NHS Resolution

Agency overview
- Formed: October 1995
- Type: Special Health Authority
- Jurisdiction: England
- Status: Active
- Headquarters: London
- Employees: 578 (in 2023, full time equivalent)
- Annual budget: £52m (operating expenditure) (2022/23)
- Agency executives: Sally Cheshire, Chair; Helen Vernon, Chief Executive;
- Parent department: Department of Health and Social Care
- Website: resolution.nhs.uk

= NHS Resolution =

NHS Resolution, the operating name of NHS Litigation Authority, is an arm's length body of the Department of Health and Social Care. It changed its name in April 2017.

The organisation's purpose is to provide expertise to the NHS on resolving concerns fairly, share learning for improvement and preserve resources for patient care.

==History==
The NHS Litigation Authority was established in 1995 as a special health authority. Its current duties are established under the National Health Service Act 2006. It began using the name NHS Resolution in April 2017, reflecting a change of role to "the early settlement of cases, learning from what goes wrong and the prevention of errors" according to Jeremy Hunt, Secretary of State for Health.

------------------------------

■ Problem A
Render the following sentence from the text on NHS Resolution into French: "The NHS Litigation Authority was established in 1995 as a special health authority."
■ Problem B
Reproduce, without alteration, the passage of the text on NHS Resolution starting at "Agency overview" and ending at "full time equivalent)".

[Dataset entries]
------------------------------

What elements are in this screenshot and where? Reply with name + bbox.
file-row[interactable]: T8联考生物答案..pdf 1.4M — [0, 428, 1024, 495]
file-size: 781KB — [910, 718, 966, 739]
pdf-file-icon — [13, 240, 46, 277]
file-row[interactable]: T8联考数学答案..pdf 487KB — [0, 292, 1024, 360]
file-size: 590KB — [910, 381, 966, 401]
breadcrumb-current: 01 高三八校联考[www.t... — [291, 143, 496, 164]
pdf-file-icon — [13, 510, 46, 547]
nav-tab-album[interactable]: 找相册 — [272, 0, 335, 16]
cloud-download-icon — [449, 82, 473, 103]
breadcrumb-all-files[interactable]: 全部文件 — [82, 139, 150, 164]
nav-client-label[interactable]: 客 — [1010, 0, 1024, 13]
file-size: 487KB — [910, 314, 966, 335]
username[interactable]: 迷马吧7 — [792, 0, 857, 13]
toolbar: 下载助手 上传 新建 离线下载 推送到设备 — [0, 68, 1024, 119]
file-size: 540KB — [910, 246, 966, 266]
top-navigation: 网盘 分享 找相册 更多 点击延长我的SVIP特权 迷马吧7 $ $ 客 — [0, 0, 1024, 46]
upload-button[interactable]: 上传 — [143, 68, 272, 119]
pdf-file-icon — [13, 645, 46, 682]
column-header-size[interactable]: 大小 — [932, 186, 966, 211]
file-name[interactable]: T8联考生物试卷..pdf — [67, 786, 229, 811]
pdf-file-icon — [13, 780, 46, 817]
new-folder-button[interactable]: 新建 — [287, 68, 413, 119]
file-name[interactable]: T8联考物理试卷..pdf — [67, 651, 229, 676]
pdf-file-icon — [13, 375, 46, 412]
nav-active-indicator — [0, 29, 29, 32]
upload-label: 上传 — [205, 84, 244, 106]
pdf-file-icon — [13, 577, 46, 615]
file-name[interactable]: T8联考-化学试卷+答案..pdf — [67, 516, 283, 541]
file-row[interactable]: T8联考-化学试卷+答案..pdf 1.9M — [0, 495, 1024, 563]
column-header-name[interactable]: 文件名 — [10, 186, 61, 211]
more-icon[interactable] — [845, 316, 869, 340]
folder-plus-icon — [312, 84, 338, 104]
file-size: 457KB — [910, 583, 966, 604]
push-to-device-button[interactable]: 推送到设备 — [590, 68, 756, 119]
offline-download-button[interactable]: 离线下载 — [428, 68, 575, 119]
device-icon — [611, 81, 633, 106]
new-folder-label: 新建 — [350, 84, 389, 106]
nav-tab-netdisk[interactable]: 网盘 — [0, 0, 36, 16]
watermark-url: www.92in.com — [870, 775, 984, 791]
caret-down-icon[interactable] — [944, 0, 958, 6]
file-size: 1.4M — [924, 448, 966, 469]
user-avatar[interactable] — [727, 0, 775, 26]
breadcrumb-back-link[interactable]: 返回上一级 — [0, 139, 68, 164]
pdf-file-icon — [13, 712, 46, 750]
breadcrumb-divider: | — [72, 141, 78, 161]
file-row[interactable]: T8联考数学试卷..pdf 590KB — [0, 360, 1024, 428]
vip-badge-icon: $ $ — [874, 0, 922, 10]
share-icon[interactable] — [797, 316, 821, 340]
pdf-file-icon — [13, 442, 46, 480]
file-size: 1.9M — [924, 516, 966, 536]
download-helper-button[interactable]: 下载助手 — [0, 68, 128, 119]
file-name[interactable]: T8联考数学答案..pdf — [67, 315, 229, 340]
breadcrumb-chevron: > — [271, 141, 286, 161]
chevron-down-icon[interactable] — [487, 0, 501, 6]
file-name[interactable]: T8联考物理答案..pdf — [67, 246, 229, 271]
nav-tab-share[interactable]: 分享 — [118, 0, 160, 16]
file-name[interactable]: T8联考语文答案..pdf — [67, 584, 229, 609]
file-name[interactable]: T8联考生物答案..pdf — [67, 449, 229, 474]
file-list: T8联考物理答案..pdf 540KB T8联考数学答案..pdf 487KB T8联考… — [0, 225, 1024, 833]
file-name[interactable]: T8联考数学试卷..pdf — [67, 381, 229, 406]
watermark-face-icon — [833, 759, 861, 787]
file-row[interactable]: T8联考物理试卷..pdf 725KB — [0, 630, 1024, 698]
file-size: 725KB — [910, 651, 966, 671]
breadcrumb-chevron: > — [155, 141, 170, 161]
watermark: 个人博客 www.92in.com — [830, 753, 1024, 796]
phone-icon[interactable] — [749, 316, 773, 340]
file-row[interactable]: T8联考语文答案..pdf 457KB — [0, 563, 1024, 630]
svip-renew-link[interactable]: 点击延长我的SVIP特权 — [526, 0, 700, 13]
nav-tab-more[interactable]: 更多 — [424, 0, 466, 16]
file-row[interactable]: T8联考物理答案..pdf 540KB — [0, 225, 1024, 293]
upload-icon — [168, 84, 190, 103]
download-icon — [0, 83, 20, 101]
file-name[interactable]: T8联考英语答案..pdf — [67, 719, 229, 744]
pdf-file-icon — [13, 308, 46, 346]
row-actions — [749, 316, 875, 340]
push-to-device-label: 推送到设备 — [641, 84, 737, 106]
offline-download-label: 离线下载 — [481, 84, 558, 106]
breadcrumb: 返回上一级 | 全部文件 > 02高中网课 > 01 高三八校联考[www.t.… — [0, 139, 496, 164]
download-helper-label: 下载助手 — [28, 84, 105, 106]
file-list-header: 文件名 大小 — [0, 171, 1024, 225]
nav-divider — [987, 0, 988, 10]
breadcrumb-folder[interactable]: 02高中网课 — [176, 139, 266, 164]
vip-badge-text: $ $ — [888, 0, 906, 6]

------------------------------

■ Expected answer A
La NHS Litigation Authority a été créée en 1995 en tant qu'autorité sanitaire spéciale.

■ Expected answer B
Agency overview
- Formed: October 1995
- Type: Special Health Authority
- Jurisdiction: England
- Status: Active
- Headquarters: London
- Employees: 578 (in 2023, full time equivalent)